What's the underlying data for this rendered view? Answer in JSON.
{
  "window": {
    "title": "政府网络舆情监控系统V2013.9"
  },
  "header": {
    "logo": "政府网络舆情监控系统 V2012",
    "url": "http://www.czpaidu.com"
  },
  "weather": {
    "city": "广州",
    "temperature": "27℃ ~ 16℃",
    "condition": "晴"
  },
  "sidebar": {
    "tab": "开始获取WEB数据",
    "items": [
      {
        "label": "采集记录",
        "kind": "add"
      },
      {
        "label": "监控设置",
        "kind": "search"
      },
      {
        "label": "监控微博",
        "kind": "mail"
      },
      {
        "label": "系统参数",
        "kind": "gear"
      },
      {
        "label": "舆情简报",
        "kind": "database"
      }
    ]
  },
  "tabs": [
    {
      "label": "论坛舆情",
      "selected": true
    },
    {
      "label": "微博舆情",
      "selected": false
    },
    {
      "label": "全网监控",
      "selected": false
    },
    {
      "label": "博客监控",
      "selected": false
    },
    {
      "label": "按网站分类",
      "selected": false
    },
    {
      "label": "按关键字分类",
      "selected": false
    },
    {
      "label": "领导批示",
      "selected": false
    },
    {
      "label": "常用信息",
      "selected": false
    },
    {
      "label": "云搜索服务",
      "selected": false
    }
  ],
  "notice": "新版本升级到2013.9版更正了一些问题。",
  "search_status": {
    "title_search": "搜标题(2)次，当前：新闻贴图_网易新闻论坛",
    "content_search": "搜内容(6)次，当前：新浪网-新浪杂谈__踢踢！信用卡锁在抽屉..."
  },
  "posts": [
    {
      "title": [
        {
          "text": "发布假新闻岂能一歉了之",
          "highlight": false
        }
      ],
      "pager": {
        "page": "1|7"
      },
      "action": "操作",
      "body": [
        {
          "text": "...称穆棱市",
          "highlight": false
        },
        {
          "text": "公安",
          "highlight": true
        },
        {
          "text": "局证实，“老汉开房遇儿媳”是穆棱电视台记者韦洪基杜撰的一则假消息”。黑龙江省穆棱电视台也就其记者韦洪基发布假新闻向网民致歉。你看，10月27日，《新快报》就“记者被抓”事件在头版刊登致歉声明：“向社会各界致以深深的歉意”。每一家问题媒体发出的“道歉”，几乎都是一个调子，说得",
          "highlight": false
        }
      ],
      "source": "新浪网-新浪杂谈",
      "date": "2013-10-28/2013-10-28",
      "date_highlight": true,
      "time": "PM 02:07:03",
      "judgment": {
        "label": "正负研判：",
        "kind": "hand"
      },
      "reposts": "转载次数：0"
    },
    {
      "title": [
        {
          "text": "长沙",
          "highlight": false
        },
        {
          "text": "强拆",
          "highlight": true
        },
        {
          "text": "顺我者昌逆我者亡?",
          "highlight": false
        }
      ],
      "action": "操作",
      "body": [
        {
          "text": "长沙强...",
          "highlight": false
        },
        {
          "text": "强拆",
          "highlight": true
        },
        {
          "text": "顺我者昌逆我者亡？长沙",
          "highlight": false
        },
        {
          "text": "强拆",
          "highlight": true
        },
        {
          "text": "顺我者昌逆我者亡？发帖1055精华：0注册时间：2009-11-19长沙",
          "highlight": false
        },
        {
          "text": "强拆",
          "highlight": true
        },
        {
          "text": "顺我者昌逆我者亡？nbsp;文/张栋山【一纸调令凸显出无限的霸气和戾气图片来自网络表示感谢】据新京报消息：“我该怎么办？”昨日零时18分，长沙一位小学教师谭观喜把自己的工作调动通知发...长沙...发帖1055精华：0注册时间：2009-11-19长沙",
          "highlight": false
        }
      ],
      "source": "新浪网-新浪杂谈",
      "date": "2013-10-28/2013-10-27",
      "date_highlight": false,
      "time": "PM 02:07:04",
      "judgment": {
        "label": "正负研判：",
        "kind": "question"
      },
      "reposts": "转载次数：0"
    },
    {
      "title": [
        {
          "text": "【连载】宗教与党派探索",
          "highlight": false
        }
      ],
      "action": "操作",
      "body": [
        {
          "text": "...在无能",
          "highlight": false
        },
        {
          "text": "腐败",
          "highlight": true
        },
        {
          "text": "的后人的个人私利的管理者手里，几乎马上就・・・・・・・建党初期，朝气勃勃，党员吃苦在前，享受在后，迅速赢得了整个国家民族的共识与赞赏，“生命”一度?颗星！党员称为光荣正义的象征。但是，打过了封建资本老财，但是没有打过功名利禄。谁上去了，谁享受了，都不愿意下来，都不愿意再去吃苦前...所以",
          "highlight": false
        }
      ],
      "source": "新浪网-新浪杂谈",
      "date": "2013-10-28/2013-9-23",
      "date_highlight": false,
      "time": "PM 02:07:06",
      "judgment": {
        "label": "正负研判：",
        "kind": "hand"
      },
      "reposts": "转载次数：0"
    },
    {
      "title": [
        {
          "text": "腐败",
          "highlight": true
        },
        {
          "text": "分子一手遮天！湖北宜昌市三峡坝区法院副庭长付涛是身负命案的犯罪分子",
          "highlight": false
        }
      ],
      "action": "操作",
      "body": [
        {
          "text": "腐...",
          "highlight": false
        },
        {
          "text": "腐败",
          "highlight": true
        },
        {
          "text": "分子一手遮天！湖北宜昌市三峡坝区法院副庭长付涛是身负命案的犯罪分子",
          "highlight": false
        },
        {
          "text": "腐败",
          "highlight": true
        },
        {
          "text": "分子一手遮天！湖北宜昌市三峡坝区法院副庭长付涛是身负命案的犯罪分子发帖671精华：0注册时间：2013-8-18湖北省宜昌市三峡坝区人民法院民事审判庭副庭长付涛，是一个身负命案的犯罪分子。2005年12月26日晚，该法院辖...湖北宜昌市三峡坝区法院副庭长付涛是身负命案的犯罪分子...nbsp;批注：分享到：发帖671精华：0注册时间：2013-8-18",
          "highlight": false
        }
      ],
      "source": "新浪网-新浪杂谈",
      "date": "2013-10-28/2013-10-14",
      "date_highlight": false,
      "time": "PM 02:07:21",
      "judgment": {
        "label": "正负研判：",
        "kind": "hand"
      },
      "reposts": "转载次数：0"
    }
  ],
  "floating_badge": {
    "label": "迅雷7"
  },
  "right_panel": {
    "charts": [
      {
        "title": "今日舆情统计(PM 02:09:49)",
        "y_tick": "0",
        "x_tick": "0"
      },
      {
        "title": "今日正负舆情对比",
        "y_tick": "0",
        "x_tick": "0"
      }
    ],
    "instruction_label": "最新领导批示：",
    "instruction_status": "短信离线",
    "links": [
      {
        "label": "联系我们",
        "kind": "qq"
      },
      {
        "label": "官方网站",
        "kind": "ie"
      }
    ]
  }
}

+-------+

EXERCISE AIM
Each line above must be printed exactly as it appears.

EXPECTED ANSWER
What's the underlying data for this rendered view? Answer in JSON.
{
  "window": {
    "title": "政府网络舆情监控系统V2013.9"
  },
  "header": {
    "logo": "政府网络舆情监控系统 V2012",
    "url": "http://www.czpaidu.com"
  },
  "weather": {
    "city": "广州",
    "temperature": "27℃ ~ 16℃",
    "condition": "晴"
  },
  "sidebar": {
    "tab": "开始获取WEB数据",
    "items": [
      {
        "label": "采集记录",
        "kind": "add"
      },
      {
        "label": "监控设置",
        "kind": "search"
      },
      {
        "label": "监控微博",
        "kind": "mail"
      },
      {
        "label": "系统参数",
        "kind": "gear"
      },
      {
        "label": "舆情简报",
        "kind": "database"
      }
    ]
  },
  "tabs": [
    {
      "label": "论坛舆情",
      "selected": true
    },
    {
      "label": "微博舆情",
      "selected": false
    },
    {
      "label": "全网监控",
      "selected": false
    },
    {
      "label": "博客监控",
      "selected": false
    },
    {
      "label": "按网站分类",
      "selected": false
    },
    {
      "label": "按关键字分类",
      "selected": false
    },
    {
      "label": "领导批示",
      "selected": false
    },
    {
      "label": "常用信息",
      "selected": false
    },
    {
      "label": "云搜索服务",
      "selected": false
    }
  ],
  "notice": "新版本升级到2013.9版更正了一些问题。",
  "search_status": {
    "title_search": "搜标题(2)次，当前：新闻贴图_网易新闻论坛",
    "content_search": "搜内容(6)次，当前：新浪网-新浪杂谈__踢踢！信用卡锁在抽屉..."
  },
  "posts": [
    {
      "title": [
        {
          "text": "发布假新闻岂能一歉了之",
          "highlight": false
        }
      ],
      "pager": {
        "page": "1|7"
      },
      "action": "操作",
      "body": [
        {
          "text": "...称穆棱市",
          "highlight": false
        },
        {
          "text": "公安",
          "highlight": true
        },
        {
          "text": "局证实，“老汉开房遇儿媳”是穆棱电视台记者韦洪基杜撰的一则假消息”。黑龙江省穆棱电视台也就其记者韦洪基发布假新闻向网民致歉。你看，10月27日，《新快报》就“记者被抓”事件在头版刊登致歉声明：“向社会各界致以深深的歉意”。每一家问题媒体发出的“道歉”，几乎都是一个调子，说得",
          "highlight": false
        }
      ],
      "source": "新浪网-新浪杂谈",
      "date": "2013-10-28/2013-10-28",
      "date_highlight": true,
      "time": "PM 02:07:03",
      "judgment": {
        "label": "正负研判：",
        "kind": "hand"
      },
      "reposts": "转载次数：0"
    },
    {
      "title": [
        {
          "text": "长沙",
          "highlight": false
        },
        {
          "text": "强拆",
          "highlight": true
        },
        {
          "text": "顺我者昌逆我者亡?",
          "highlight": false
        }
      ],
      "action": "操作",
      "body": [
        {
          "text": "长沙强...",
          "highlight": false
        },
        {
          "text": "强拆",
          "highlight": true
        },
        {
          "text": "顺我者昌逆我者亡？长沙",
          "highlight": false
        },
        {
          "text": "强拆",
          "highlight": true
        },
        {
          "text": "顺我者昌逆我者亡？发帖1055精华：0注册时间：2009-11-19长沙",
          "highlight": false
        },
        {
          "text": "强拆",
          "highlight": true
        },
        {
          "text": "顺我者昌逆我者亡？nbsp;文/张栋山【一纸调令凸显出无限的霸气和戾气图片来自网络表示感谢】据新京报消息：“我该怎么办？”昨日零时18分，长沙一位小学教师谭观喜把自己的工作调动通知发...长沙...发帖1055精华：0注册时间：2009-11-19长沙",
          "highlight": false
        }
      ],
      "source": "新浪网-新浪杂谈",
      "date": "2013-10-28/2013-10-27",
      "date_highlight": false,
      "time": "PM 02:07:04",
      "judgment": {
        "label": "正负研判：",
        "kind": "question"
      },
      "reposts": "转载次数：0"
    },
    {
      "title": [
        {
          "text": "【连载】宗教与党派探索",
          "highlight": false
        }
      ],
      "action": "操作",
      "body": [
        {
          "text": "...在无能",
          "highlight": false
        },
        {
          "text": "腐败",
          "highlight": true
        },
        {
          "text": "的后人的个人私利的管理者手里，几乎马上就・・・・・・・建党初期，朝气勃勃，党员吃苦在前，享受在后，迅速赢得了整个国家民族的共识与赞赏，“生命”一度?颗星！党员称为光荣正义的象征。但是，打过了封建资本老财，但是没有打过功名利禄。谁上去了，谁享受了，都不愿意下来，都不愿意再去吃苦前...所以",
          "highlight": false
        }
      ],
      "source": "新浪网-新浪杂谈",
      "date": "2013-10-28/2013-9-23",
      "date_highlight": false,
      "time": "PM 02:07:06",
      "judgment": {
        "label": "正负研判：",
        "kind": "hand"
      },
      "reposts": "转载次数：0"
    },
    {
      "title": [
        {
          "text": "腐败",
          "highlight": true
        },
        {
          "text": "分子一手遮天！湖北宜昌市三峡坝区法院副庭长付涛是身负命案的犯罪分子",
          "highlight": false
        }
      ],
      "action": "操作",
      "body": [
        {
          "text": "腐...",
          "highlight": false
        },
        {
          "text": "腐败",
          "highlight": true
        },
        {
          "text": "分子一手遮天！湖北宜昌市三峡坝区法院副庭长付涛是身负命案的犯罪分子",
          "highlight": false
        },
        {
          "text": "腐败",
          "highlight": true
        },
        {
          "text": "分子一手遮天！湖北宜昌市三峡坝区法院副庭长付涛是身负命案的犯罪分子发帖671精华：0注册时间：2013-8-18湖北省宜昌市三峡坝区人民法院民事审判庭副庭长付涛，是一个身负命案的犯罪分子。2005年12月26日晚，该法院辖...湖北宜昌市三峡坝区法院副庭长付涛是身负命案的犯罪分子...nbsp;批注：分享到：发帖671精华：0注册时间：2013-8-18",
          "highlight": false
        }
      ],
      "source": "新浪网-新浪杂谈",
      "date": "2013-10-28/2013-10-14",
      "date_highlight": false,
      "time": "PM 02:07:21",
      "judgment": {
        "label": "正负研判：",
        "kind": "hand"
      },
      "reposts": "转载次数：0"
    }
  ],
  "floating_badge": {
    "label": "迅雷7"
  },
  "right_panel": {
    "charts": [
      {
        "title": "今日舆情统计(PM 02:09:49)",
        "y_tick": "0",
        "x_tick": "0"
      },
      {
        "title": "今日正负舆情对比",
        "y_tick": "0",
        "x_tick": "0"
      }
    ],
    "instruction_label": "最新领导批示：",
    "instruction_status": "短信离线",
    "links": [
      {
        "label": "联系我们",
        "kind": "qq"
      },
      {
        "label": "官方网站",
        "kind": "ie"
      }
    ]
  }
}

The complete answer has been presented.